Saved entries
****
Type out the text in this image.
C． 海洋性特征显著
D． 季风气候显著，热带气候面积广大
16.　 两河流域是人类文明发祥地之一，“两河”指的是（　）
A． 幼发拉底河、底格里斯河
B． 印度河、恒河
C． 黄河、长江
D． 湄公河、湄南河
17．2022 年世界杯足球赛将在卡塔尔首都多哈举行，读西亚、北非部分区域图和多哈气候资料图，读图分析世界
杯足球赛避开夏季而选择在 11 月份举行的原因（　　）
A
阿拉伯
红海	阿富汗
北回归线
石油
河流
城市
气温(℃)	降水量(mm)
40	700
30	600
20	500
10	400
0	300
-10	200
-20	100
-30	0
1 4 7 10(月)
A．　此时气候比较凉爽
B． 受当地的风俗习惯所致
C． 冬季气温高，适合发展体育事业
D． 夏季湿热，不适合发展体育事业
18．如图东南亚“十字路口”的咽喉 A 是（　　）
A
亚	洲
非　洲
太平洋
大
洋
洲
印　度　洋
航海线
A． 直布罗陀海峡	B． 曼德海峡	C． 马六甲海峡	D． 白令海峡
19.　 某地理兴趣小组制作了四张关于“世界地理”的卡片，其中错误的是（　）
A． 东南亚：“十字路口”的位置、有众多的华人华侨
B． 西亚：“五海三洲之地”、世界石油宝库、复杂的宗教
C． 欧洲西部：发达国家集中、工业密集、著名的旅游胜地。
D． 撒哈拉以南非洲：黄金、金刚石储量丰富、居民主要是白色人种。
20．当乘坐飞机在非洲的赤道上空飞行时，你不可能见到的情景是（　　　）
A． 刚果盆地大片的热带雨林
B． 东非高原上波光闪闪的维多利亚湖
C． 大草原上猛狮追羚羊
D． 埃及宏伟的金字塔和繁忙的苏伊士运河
****
Given request
Take the entries above and transcribe them in full.

Task result
Type out the text in this image.
C． 海洋性特征显著
D． 季风气候显著，热带气候面积广大
16.　 两河流域是人类文明发祥地之一，“两河”指的是（　）
A． 幼发拉底河、底格里斯河
B． 印度河、恒河
C． 黄河、长江
D． 湄公河、湄南河
17．2022 年世界杯足球赛将在卡塔尔首都多哈举行，读西亚、北非部分区域图和多哈气候资料图，读图分析世界
杯足球赛避开夏季而选择在 11 月份举行的原因（　　）
A
阿拉伯
红海	阿富汗
北回归线
石油
河流
城市
气温(℃)	降水量(mm)
40	700
30	600
20	500
10	400
0	300
-10	200
-20	100
-30	0
1 4 7 10(月)
A．　此时气候比较凉爽
B． 受当地的风俗习惯所致
C． 冬季气温高，适合发展体育事业
D． 夏季湿热，不适合发展体育事业
18．如图东南亚“十字路口”的咽喉 A 是（　　）
A
亚	洲
非　洲
太平洋
大
洋
洲
印　度　洋
航海线
A． 直布罗陀海峡	B． 曼德海峡	C． 马六甲海峡	D． 白令海峡
19.　 某地理兴趣小组制作了四张关于“世界地理”的卡片，其中错误的是（　）
A． 东南亚：“十字路口”的位置、有众多的华人华侨
B． 西亚：“五海三洲之地”、世界石油宝库、复杂的宗教
C． 欧洲西部：发达国家集中、工业密集、著名的旅游胜地。
D． 撒哈拉以南非洲：黄金、金刚石储量丰富、居民主要是白色人种。
20．当乘坐飞机在非洲的赤道上空飞行时，你不可能见到的情景是（　　　）
A． 刚果盆地大片的热带雨林
B． 东非高原上波光闪闪的维多利亚湖
C． 大草原上猛狮追羚羊
D． 埃及宏伟的金字塔和繁忙的苏伊士运河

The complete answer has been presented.